Instructions for the task: Would you return the complete listing below word for word?

Excerpted records:
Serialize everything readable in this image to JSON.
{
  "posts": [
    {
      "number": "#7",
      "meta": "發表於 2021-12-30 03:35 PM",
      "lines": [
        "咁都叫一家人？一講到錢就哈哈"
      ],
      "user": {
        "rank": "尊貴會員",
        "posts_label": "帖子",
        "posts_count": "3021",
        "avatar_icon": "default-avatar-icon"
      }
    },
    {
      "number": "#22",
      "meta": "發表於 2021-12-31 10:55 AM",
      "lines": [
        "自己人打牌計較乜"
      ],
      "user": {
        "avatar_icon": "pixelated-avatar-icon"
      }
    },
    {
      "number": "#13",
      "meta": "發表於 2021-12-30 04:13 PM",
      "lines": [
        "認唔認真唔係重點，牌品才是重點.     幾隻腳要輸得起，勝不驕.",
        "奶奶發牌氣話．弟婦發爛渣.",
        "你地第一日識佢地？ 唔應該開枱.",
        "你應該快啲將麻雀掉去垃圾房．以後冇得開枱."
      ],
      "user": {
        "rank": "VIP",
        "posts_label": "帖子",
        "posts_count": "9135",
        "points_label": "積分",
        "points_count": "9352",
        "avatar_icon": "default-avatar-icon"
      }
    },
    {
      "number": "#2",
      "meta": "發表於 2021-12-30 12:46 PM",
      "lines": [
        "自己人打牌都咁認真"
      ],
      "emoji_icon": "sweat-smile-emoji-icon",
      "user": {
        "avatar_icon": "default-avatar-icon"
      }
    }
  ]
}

Answer:
Serialize everything readable in this image to JSON.
{
  "posts": [
    {
      "number": "#7",
      "meta": "發表於 2021-12-30 03:35 PM",
      "lines": [
        "咁都叫一家人？一講到錢就哈哈"
      ],
      "user": {
        "rank": "尊貴會員",
        "posts_label": "帖子",
        "posts_count": "3021",
        "avatar_icon": "default-avatar-icon"
      }
    },
    {
      "number": "#22",
      "meta": "發表於 2021-12-31 10:55 AM",
      "lines": [
        "自己人打牌計較乜"
      ],
      "user": {
        "avatar_icon": "pixelated-avatar-icon"
      }
    },
    {
      "number": "#13",
      "meta": "發表於 2021-12-30 04:13 PM",
      "lines": [
        "認唔認真唔係重點，牌品才是重點.     幾隻腳要輸得起，勝不驕.",
        "奶奶發牌氣話．弟婦發爛渣.",
        "你地第一日識佢地？ 唔應該開枱.",
        "你應該快啲將麻雀掉去垃圾房．以後冇得開枱."
      ],
      "user": {
        "rank": "VIP",
        "posts_label": "帖子",
        "posts_count": "9135",
        "points_label": "積分",
        "points_count": "9352",
        "avatar_icon": "default-avatar-icon"
      }
    },
    {
      "number": "#2",
      "meta": "發表於 2021-12-30 12:46 PM",
      "lines": [
        "自己人打牌都咁認真"
      ],
      "emoji_icon": "sweat-smile-emoji-icon",
      "user": {
        "avatar_icon": "default-avatar-icon"
      }
    }
  ]
}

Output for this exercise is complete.